● WHAT YOU SHOULD DO: Each entry below should be returned exactly as is, with the pictures removed.

● SOURCE DATA:

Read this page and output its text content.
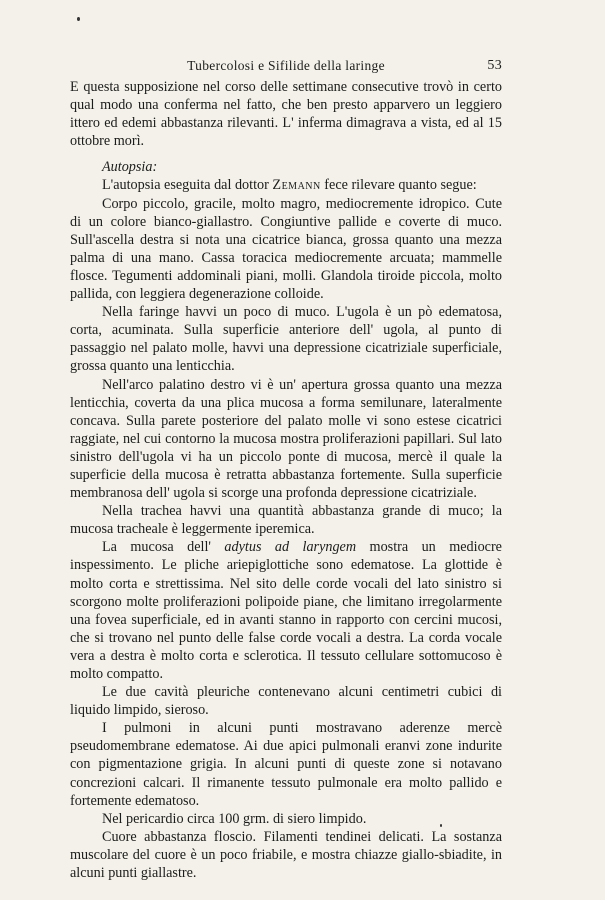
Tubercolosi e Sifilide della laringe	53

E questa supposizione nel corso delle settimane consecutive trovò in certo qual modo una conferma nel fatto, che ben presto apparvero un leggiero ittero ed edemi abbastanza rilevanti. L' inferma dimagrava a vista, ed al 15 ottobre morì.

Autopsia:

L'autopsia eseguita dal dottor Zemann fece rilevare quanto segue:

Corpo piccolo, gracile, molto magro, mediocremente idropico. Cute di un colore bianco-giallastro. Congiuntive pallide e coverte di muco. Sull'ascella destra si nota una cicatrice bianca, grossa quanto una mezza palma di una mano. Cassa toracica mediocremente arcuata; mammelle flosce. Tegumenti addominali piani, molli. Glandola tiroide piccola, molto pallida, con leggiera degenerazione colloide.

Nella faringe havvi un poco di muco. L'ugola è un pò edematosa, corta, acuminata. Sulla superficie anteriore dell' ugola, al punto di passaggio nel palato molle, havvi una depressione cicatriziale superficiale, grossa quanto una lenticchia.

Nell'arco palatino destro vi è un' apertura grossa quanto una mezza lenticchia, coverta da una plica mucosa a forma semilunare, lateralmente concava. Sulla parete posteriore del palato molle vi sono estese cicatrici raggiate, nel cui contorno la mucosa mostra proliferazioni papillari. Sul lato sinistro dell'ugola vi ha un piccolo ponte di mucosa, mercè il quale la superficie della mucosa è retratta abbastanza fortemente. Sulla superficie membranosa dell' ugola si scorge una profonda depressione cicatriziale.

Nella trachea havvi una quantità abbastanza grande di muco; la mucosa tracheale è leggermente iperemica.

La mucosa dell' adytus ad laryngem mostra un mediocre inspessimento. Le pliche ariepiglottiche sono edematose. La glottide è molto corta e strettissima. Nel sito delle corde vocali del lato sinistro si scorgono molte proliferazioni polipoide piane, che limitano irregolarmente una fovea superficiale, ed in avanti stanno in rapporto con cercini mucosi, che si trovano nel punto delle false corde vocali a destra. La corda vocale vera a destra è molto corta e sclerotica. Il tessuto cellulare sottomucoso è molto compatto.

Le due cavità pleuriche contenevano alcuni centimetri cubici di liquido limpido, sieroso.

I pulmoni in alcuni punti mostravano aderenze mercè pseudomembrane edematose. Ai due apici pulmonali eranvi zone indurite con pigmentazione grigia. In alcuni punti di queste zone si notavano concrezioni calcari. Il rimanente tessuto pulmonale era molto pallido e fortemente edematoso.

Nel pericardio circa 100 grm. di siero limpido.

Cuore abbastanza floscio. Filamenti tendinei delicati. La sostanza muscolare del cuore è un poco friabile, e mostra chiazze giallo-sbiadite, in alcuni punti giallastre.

● FINAL RESULT:
Read this page and output its text content.
Tubercolosi e Sifilide della laringe	53

E questa supposizione nel corso delle settimane consecutive trovò in certo qual modo una conferma nel fatto, che ben presto apparvero un leggiero ittero ed edemi abbastanza rilevanti. L' inferma dimagrava a vista, ed al 15 ottobre morì.

Autopsia:

L'autopsia eseguita dal dottor Zemann fece rilevare quanto segue:

Corpo piccolo, gracile, molto magro, mediocremente idropico. Cute di un colore bianco-giallastro. Congiuntive pallide e coverte di muco. Sull'ascella destra si nota una cicatrice bianca, grossa quanto una mezza palma di una mano. Cassa toracica mediocremente arcuata; mammelle flosce. Tegumenti addominali piani, molli. Glandola tiroide piccola, molto pallida, con leggiera degenerazione colloide.

Nella faringe havvi un poco di muco. L'ugola è un pò edematosa, corta, acuminata. Sulla superficie anteriore dell' ugola, al punto di passaggio nel palato molle, havvi una depressione cicatriziale superficiale, grossa quanto una lenticchia.

Nell'arco palatino destro vi è un' apertura grossa quanto una mezza lenticchia, coverta da una plica mucosa a forma semilunare, lateralmente concava. Sulla parete posteriore del palato molle vi sono estese cicatrici raggiate, nel cui contorno la mucosa mostra proliferazioni papillari. Sul lato sinistro dell'ugola vi ha un piccolo ponte di mucosa, mercè il quale la superficie della mucosa è retratta abbastanza fortemente. Sulla superficie membranosa dell' ugola si scorge una profonda depressione cicatriziale.

Nella trachea havvi una quantità abbastanza grande di muco; la mucosa tracheale è leggermente iperemica.

La mucosa dell' adytus ad laryngem mostra un mediocre inspessimento. Le pliche ariepiglottiche sono edematose. La glottide è molto corta e strettissima. Nel sito delle corde vocali del lato sinistro si scorgono molte proliferazioni polipoide piane, che limitano irregolarmente una fovea superficiale, ed in avanti stanno in rapporto con cercini mucosi, che si trovano nel punto delle false corde vocali a destra. La corda vocale vera a destra è molto corta e sclerotica. Il tessuto cellulare sottomucoso è molto compatto.

Le due cavità pleuriche contenevano alcuni centimetri cubici di liquido limpido, sieroso.

I pulmoni in alcuni punti mostravano aderenze mercè pseudomembrane edematose. Ai due apici pulmonali eranvi zone indurite con pigmentazione grigia. In alcuni punti di queste zone si notavano concrezioni calcari. Il rimanente tessuto pulmonale era molto pallido e fortemente edematoso.

Nel pericardio circa 100 grm. di siero limpido.

Cuore abbastanza floscio. Filamenti tendinei delicati. La sostanza muscolare del cuore è un poco friabile, e mostra chiazze giallo-sbiadite, in alcuni punti giallastre.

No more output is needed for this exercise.